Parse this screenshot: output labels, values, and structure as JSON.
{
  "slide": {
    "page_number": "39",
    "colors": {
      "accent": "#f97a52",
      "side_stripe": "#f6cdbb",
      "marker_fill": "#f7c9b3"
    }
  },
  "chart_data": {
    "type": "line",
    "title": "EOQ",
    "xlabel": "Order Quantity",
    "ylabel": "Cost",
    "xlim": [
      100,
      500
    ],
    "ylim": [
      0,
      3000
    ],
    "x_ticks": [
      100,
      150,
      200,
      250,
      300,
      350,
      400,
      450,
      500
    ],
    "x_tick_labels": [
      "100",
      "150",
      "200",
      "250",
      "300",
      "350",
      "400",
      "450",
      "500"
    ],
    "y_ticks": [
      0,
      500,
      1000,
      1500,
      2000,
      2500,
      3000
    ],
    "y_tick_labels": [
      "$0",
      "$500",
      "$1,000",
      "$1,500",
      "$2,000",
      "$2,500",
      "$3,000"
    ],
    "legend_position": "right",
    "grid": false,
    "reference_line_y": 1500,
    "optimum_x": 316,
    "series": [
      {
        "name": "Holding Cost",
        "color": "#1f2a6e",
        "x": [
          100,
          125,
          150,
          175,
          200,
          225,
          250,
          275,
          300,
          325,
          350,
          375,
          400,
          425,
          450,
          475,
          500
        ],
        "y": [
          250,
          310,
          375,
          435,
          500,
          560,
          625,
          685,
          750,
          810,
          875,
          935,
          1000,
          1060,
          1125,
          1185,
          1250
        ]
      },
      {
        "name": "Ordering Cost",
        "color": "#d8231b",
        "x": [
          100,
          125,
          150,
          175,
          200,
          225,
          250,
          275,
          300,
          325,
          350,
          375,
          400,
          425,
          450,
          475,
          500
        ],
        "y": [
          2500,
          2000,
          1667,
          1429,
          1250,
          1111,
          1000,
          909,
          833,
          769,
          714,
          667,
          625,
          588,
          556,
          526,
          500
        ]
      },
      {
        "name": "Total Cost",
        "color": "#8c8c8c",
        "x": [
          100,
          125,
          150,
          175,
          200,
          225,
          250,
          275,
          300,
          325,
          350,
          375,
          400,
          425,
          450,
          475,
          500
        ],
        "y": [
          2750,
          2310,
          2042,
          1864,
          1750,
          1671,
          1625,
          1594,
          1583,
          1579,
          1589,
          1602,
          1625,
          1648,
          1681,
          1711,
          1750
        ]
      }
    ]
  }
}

- [What the task asks] Copy out every line of the listing that includes the string "Cost".

- [Written solution]
    "ylabel": "Cost",
        "name": "Holding Cost",
        "name": "Ordering Cost",
        "name": "Total Cost",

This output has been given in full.